Exercise brief |
Quote the records below in full, exactly as given, with the images taken out.
***** Data supplied
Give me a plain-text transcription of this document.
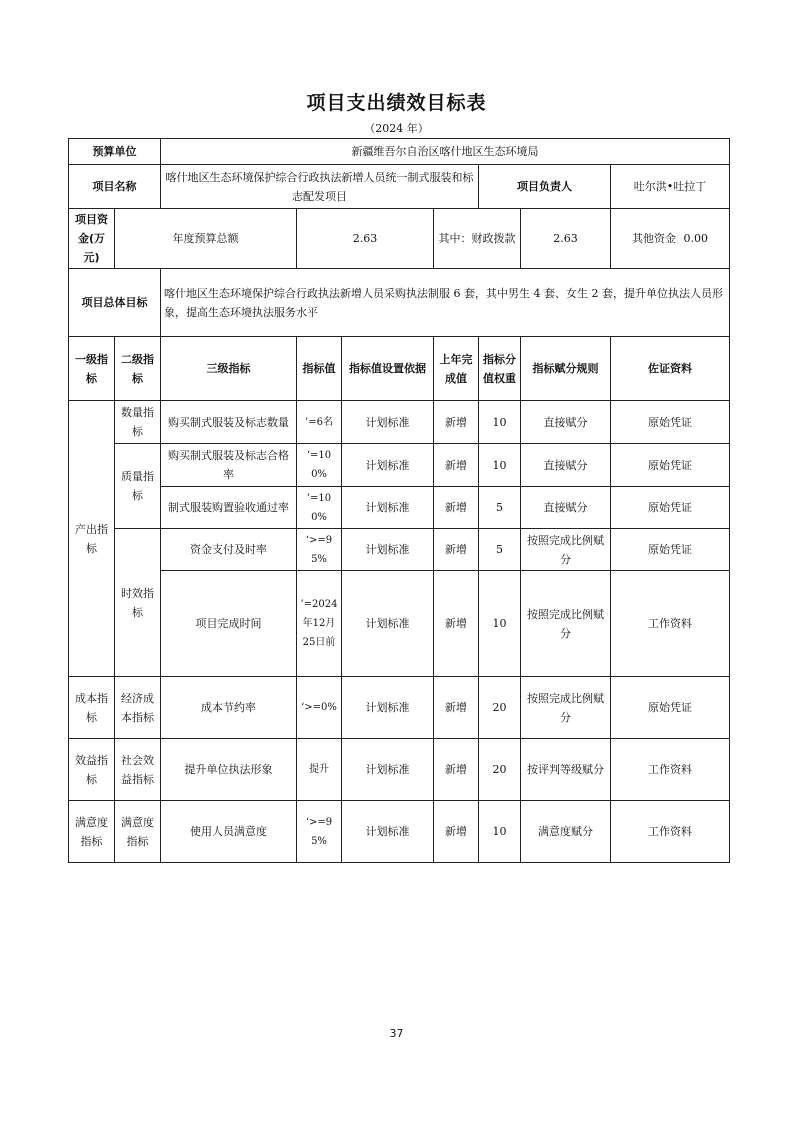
项目支出绩效目标表
（2024 年）
预算单位		新疆维吾尔自治区喀什地区生态环境局						
项目名称		喀什地区生态环境保护综合行政执法新增人员统一制式服装和标志配发项目				项目负责人		吐尔洪•吐拉丁
项目资金(万元)	年度预算总额		2.63		其中：财政拨款		2.63	其他资金 0.00
项目总体目标		喀什地区生态环境保护综合行政执法新增人员采购执法制服 6 套，其中男生 4 套、女生 2 套，提升单位执法人员形象，提高生态环境执法服务水平						
一级指标	二级指标	三级指标	指标值	指标值设置依据	上年完成值	指标分值权重	指标赋分规则	佐证资料
产出指标	数量指标	购买制式服装及标志数量	’=6名	计划标准	新增	10	直接赋分	原始凭证
	质量指标	购买制式服装及标志合格率	‘=100%	计划标准	新增	10	直接赋分	原始凭证
		制式服装购置验收通过率	’=100%	计划标准	新增	5	直接赋分	原始凭证
	时效指标	资金支付及时率	‘>=95%	计划标准	新增	5	按照完成比例赋分	原始凭证
		项目完成时间	’=2024年12月25日前	计划标准	新增	10	按照完成比例赋分	工作资料
成本指标	经济成本指标	成本节约率	‘>=0%	计划标准	新增	20	按照完成比例赋分	原始凭证
效益指标	社会效益指标	提升单位执法形象	提升	计划标准	新增	20	按评判等级赋分	工作资料
满意度指标	满意度指标	使用人员满意度	‘>=95%	计划标准	新增	10	满意度赋分	工作资料
37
**********
Result of the exercise |
Give me a plain-text transcription of this document.
项目支出绩效目标表
（2024 年）
预算单位		新疆维吾尔自治区喀什地区生态环境局						
项目名称		喀什地区生态环境保护综合行政执法新增人员统一制式服装和标志配发项目				项目负责人		吐尔洪•吐拉丁
项目资金(万元)	年度预算总额		2.63		其中：财政拨款		2.63	其他资金 0.00
项目总体目标		喀什地区生态环境保护综合行政执法新增人员采购执法制服 6 套，其中男生 4 套、女生 2 套，提升单位执法人员形象，提高生态环境执法服务水平						
一级指标	二级指标	三级指标	指标值	指标值设置依据	上年完成值	指标分值权重	指标赋分规则	佐证资料
产出指标	数量指标	购买制式服装及标志数量	’=6名	计划标准	新增	10	直接赋分	原始凭证
	质量指标	购买制式服装及标志合格率	‘=100%	计划标准	新增	10	直接赋分	原始凭证
		制式服装购置验收通过率	’=100%	计划标准	新增	5	直接赋分	原始凭证
	时效指标	资金支付及时率	‘>=95%	计划标准	新增	5	按照完成比例赋分	原始凭证
		项目完成时间	’=2024年12月25日前	计划标准	新增	10	按照完成比例赋分	工作资料
成本指标	经济成本指标	成本节约率	‘>=0%	计划标准	新增	20	按照完成比例赋分	原始凭证
效益指标	社会效益指标	提升单位执法形象	提升	计划标准	新增	20	按评判等级赋分	工作资料
满意度指标	满意度指标	使用人员满意度	‘>=95%	计划标准	新增	10	满意度赋分	工作资料
37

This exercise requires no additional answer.